DIRECTIONS: Copy the entries below character for character, from their first line through the line that contains "menu-separator bbox=[680, 536, 989, 537]", including both of those lines.

-- INPUT DATA start --

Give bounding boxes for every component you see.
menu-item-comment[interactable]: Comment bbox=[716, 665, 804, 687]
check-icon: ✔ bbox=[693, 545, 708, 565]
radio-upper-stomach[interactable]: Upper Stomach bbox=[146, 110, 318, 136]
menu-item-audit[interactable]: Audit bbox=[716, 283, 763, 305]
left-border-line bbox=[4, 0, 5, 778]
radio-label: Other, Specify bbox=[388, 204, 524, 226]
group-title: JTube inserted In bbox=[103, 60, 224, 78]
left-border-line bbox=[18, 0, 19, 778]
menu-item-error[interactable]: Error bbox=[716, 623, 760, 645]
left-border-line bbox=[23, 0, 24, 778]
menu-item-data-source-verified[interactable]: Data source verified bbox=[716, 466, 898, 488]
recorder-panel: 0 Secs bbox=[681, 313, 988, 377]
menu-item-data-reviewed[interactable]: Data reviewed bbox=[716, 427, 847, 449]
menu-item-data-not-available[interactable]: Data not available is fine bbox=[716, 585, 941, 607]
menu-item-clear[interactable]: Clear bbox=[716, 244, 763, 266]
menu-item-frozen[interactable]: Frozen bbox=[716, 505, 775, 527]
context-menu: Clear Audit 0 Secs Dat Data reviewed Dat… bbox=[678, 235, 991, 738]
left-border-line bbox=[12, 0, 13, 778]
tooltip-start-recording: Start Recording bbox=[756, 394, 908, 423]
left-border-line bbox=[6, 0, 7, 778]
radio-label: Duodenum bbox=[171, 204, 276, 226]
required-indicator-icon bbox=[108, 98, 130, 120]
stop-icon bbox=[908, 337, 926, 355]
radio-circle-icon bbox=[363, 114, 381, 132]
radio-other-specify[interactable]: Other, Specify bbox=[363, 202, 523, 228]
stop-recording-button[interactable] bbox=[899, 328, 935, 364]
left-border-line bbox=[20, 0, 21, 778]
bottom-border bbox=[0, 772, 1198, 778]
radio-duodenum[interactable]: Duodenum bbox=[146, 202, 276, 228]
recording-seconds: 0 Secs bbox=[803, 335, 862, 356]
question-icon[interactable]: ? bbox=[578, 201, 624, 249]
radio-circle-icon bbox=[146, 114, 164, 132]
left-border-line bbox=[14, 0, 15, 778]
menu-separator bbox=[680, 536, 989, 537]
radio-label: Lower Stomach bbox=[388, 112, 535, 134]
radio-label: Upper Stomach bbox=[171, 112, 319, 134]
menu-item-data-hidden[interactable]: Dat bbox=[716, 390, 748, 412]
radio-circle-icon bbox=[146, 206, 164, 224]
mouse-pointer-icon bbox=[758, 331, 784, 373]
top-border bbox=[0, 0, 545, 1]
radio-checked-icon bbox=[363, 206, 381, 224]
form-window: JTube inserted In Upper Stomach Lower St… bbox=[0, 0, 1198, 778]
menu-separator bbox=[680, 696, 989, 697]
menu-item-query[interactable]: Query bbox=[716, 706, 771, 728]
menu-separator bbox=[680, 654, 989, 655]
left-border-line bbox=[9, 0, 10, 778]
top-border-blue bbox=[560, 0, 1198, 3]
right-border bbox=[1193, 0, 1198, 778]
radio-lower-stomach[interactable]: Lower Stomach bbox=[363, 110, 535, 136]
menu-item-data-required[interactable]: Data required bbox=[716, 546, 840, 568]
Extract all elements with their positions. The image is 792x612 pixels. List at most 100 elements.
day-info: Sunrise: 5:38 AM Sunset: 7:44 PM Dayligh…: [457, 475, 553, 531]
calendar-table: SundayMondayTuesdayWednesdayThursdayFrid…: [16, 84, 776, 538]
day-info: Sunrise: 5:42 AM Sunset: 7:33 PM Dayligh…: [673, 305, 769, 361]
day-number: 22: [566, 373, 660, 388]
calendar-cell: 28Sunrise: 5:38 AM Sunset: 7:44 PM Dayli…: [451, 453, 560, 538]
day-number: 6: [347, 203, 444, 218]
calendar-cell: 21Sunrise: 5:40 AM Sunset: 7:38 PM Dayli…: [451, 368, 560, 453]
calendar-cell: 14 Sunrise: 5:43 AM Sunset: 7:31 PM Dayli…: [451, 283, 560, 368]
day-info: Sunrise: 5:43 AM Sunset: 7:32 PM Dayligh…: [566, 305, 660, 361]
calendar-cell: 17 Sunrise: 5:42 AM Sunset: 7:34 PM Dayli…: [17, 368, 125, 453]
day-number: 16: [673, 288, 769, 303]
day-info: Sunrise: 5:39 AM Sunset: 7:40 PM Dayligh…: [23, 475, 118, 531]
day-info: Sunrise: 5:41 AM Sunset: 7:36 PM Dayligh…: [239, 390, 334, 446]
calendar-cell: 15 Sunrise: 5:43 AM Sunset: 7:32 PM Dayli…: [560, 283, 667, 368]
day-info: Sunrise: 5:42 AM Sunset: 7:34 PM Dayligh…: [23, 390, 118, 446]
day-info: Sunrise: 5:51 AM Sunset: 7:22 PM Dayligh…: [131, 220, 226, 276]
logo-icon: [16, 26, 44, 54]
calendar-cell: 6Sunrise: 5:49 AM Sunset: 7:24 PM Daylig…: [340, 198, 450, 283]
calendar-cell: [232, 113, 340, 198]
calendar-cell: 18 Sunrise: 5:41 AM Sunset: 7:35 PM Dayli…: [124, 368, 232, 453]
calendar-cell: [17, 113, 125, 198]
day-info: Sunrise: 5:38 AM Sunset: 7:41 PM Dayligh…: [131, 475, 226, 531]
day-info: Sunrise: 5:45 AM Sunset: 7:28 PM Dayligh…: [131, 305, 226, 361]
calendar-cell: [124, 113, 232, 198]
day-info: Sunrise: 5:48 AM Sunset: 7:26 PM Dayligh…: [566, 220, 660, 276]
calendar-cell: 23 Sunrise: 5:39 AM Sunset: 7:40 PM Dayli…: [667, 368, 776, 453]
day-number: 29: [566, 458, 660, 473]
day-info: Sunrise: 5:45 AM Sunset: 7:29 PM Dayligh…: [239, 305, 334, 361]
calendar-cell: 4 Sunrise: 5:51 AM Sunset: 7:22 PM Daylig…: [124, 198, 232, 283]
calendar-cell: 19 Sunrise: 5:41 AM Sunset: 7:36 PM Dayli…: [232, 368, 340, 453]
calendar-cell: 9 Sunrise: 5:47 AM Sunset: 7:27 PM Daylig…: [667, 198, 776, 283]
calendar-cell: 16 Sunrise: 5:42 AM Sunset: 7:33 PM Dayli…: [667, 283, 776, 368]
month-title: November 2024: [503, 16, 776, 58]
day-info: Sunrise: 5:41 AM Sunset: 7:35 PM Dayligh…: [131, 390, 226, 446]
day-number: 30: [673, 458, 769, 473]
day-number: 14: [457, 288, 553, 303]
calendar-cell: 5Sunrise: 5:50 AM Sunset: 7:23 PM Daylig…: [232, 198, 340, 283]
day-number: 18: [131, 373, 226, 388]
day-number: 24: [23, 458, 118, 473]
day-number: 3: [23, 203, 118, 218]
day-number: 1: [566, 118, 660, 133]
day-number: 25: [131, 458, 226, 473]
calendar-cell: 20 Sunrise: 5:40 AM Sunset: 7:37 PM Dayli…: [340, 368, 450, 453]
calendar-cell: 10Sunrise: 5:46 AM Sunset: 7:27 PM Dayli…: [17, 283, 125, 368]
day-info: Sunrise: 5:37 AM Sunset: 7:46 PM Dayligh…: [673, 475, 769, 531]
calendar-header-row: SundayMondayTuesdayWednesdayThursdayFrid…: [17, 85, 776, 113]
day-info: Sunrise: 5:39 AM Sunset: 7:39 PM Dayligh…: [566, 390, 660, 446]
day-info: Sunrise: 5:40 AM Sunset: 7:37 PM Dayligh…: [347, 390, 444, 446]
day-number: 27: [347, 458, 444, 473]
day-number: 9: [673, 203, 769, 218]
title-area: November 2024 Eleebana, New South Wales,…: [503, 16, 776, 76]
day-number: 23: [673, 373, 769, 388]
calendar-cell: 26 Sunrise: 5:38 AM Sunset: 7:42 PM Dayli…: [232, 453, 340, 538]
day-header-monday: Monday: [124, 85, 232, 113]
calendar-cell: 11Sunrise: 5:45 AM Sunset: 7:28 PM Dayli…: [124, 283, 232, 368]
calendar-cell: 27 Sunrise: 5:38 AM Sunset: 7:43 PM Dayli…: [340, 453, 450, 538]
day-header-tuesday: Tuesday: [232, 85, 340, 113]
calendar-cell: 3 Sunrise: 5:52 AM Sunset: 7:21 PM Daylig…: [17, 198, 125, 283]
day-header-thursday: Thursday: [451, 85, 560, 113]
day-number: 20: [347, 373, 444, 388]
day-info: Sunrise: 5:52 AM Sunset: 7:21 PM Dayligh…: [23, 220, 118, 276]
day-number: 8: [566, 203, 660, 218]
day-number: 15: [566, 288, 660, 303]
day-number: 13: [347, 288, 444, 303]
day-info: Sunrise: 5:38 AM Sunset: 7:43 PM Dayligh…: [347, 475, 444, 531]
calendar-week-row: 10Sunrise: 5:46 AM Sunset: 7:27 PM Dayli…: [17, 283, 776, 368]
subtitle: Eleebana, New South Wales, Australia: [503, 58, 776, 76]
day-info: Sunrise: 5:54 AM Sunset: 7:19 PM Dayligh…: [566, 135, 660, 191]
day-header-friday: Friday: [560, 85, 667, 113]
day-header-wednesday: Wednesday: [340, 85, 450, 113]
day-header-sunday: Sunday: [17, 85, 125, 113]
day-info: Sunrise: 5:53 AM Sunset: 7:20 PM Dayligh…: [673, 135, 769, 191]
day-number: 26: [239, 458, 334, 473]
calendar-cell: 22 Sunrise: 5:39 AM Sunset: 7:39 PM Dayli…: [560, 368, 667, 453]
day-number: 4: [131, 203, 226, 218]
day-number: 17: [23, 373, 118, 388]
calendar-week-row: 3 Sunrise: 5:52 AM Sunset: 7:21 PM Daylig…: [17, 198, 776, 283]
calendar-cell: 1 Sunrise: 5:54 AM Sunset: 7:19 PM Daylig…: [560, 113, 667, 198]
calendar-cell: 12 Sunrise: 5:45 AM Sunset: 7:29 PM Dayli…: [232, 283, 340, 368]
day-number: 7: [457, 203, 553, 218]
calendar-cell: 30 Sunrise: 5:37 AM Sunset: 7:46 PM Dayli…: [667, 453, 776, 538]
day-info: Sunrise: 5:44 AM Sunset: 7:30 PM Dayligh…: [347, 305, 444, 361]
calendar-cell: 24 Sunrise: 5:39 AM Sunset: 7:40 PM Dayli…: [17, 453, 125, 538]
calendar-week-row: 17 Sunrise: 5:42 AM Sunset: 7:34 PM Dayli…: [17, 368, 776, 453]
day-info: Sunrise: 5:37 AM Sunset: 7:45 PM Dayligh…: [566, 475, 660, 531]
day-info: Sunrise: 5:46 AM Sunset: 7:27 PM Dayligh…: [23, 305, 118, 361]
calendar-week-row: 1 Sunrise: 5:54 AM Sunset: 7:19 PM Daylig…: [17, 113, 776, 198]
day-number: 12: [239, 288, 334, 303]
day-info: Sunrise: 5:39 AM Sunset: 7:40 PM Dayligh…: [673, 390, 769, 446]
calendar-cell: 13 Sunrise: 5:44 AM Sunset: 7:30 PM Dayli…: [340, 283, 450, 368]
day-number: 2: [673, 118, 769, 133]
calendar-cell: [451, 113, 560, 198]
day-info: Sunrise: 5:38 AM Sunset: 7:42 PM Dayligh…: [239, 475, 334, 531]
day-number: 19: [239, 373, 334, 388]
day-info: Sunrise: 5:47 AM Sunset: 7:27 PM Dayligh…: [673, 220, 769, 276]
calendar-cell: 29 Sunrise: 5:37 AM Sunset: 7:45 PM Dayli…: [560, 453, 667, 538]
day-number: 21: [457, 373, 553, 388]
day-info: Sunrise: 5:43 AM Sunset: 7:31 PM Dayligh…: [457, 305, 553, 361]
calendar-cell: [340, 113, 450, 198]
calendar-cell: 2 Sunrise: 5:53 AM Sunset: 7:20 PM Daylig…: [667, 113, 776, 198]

-- INPUT DATA end --

FULL SOLUTION:
Give bounding boxes for every component you see.
menu-item-comment[interactable]: Comment bbox=[716, 665, 804, 687]
check-icon: ✔ bbox=[693, 545, 708, 565]
radio-upper-stomach[interactable]: Upper Stomach bbox=[146, 110, 318, 136]
menu-item-audit[interactable]: Audit bbox=[716, 283, 763, 305]
left-border-line bbox=[4, 0, 5, 778]
radio-label: Other, Specify bbox=[388, 204, 524, 226]
group-title: JTube inserted In bbox=[103, 60, 224, 78]
left-border-line bbox=[18, 0, 19, 778]
menu-item-error[interactable]: Error bbox=[716, 623, 760, 645]
left-border-line bbox=[23, 0, 24, 778]
menu-item-data-source-verified[interactable]: Data source verified bbox=[716, 466, 898, 488]
recorder-panel: 0 Secs bbox=[681, 313, 988, 377]
menu-item-data-reviewed[interactable]: Data reviewed bbox=[716, 427, 847, 449]
menu-item-data-not-available[interactable]: Data not available is fine bbox=[716, 585, 941, 607]
menu-item-clear[interactable]: Clear bbox=[716, 244, 763, 266]
menu-item-frozen[interactable]: Frozen bbox=[716, 505, 775, 527]
context-menu: Clear Audit 0 Secs Dat Data reviewed Dat… bbox=[678, 235, 991, 738]
left-border-line bbox=[12, 0, 13, 778]
tooltip-start-recording: Start Recording bbox=[756, 394, 908, 423]
left-border-line bbox=[6, 0, 7, 778]
radio-label: Duodenum bbox=[171, 204, 276, 226]
required-indicator-icon bbox=[108, 98, 130, 120]
stop-icon bbox=[908, 337, 926, 355]
radio-circle-icon bbox=[363, 114, 381, 132]
radio-other-specify[interactable]: Other, Specify bbox=[363, 202, 523, 228]
stop-recording-button[interactable] bbox=[899, 328, 935, 364]
left-border-line bbox=[20, 0, 21, 778]
bottom-border bbox=[0, 772, 1198, 778]
radio-duodenum[interactable]: Duodenum bbox=[146, 202, 276, 228]
recording-seconds: 0 Secs bbox=[803, 335, 862, 356]
question-icon[interactable]: ? bbox=[578, 201, 624, 249]
radio-circle-icon bbox=[146, 114, 164, 132]
left-border-line bbox=[14, 0, 15, 778]
menu-separator bbox=[680, 536, 989, 537]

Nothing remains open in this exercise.